__Provided entries__:
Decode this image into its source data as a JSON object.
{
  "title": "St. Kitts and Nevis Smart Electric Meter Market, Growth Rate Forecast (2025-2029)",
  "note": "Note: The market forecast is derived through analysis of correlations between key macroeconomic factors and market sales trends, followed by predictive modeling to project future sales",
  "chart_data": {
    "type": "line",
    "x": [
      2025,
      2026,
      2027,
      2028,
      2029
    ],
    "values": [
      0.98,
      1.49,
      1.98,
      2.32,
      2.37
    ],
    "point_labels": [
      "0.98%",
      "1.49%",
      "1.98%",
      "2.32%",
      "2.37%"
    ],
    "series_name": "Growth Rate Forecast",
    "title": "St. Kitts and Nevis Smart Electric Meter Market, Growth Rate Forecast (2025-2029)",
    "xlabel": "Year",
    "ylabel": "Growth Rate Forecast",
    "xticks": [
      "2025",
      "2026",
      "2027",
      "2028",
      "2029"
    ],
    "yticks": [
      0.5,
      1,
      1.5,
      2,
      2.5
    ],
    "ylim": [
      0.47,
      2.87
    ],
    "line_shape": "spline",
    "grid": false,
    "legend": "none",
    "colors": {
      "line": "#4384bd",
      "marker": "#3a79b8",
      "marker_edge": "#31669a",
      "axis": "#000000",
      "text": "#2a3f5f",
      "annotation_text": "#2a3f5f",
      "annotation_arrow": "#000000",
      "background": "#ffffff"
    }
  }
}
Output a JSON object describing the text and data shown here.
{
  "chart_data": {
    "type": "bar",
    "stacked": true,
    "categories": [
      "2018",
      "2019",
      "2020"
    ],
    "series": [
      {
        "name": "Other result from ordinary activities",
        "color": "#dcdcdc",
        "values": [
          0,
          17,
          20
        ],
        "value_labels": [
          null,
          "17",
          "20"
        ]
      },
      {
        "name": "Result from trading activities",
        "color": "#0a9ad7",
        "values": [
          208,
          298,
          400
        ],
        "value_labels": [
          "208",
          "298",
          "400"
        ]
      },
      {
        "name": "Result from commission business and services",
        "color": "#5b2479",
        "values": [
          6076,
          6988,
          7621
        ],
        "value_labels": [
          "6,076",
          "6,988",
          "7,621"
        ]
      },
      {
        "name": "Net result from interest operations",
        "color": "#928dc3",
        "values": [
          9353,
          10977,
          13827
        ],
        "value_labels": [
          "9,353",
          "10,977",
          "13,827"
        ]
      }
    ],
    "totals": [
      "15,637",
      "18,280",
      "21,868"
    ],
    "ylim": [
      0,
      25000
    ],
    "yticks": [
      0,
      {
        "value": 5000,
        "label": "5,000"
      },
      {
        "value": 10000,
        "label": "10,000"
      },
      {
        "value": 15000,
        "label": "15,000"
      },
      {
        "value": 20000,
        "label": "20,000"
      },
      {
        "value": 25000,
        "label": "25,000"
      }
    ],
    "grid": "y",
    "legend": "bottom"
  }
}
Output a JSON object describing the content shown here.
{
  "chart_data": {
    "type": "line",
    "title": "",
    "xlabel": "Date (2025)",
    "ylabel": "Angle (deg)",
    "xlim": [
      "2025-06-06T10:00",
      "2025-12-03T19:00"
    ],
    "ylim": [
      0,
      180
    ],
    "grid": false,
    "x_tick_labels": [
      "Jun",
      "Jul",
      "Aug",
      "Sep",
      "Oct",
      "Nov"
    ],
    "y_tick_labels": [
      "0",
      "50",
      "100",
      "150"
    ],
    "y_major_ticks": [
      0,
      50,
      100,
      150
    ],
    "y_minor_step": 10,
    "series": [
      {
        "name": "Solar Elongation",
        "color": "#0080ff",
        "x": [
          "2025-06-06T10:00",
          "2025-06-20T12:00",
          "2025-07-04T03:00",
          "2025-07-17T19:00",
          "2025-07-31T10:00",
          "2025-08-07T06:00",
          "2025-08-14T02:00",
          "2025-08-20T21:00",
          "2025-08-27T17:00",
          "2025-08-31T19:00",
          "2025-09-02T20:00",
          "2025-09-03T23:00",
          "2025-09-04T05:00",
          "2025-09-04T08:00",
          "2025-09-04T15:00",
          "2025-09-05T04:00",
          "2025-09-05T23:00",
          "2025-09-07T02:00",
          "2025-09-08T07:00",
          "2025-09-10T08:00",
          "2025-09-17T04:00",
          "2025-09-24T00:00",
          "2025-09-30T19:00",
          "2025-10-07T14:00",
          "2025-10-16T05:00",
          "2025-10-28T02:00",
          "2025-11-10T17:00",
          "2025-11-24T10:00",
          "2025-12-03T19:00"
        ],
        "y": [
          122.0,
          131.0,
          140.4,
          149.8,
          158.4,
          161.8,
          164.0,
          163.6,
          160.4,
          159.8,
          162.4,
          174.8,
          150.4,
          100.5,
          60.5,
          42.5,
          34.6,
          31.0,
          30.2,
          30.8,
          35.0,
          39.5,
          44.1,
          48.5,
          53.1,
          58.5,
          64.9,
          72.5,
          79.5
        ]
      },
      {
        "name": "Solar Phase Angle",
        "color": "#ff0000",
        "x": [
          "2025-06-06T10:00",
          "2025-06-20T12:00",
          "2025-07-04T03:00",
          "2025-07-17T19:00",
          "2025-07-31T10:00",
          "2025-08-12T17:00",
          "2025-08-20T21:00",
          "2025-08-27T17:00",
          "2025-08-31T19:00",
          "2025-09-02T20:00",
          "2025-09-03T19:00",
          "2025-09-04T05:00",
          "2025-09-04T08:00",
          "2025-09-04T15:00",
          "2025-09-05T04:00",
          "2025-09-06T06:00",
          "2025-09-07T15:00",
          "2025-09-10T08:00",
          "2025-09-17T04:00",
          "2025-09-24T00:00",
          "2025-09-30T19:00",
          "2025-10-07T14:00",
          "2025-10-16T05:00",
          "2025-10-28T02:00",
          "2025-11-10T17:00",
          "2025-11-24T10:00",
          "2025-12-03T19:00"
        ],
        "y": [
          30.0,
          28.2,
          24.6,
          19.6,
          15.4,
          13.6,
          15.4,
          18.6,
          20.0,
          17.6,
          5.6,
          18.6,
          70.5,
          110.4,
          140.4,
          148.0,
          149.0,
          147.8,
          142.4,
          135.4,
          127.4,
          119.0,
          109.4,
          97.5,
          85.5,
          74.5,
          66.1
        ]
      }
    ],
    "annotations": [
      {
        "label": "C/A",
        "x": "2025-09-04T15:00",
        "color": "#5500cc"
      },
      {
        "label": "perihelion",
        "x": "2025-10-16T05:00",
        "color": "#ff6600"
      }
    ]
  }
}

__Work to be completed__:
Check each line above for "title" and return the ones that have it.

__Task solution__:
  "title": "St. Kitts and Nevis Smart Electric Meter Market, Growth Rate Forecast (2025-2029)",
    "title": "St. Kitts and Nevis Smart Electric Meter Market, Growth Rate Forecast (2025-2029)",
    "title": "",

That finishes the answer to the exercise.